Dataset:
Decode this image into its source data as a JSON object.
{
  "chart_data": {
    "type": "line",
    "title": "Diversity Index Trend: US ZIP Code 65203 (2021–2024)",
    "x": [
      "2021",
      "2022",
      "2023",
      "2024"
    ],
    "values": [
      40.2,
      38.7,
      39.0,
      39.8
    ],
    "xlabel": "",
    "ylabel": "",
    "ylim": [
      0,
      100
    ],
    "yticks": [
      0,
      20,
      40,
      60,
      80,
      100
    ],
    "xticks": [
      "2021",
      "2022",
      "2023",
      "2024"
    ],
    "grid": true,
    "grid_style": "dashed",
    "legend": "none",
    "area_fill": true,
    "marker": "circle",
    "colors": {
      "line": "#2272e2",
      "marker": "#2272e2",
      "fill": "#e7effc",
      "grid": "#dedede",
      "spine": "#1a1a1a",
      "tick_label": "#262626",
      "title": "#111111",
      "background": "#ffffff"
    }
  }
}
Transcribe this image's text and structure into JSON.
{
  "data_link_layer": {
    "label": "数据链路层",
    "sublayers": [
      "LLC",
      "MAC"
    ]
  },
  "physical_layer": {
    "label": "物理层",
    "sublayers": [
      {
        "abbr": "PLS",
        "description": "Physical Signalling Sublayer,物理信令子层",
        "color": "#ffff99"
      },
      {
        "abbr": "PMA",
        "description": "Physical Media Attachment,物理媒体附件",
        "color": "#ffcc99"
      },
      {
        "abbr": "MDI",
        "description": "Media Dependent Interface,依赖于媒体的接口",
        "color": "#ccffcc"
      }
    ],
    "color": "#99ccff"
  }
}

What to work on: Using the records above, gather all lines where the string "this" is present.

Task answer:
Decode this image into its source data as a JSON object.
Transcribe this image's text and structure into JSON.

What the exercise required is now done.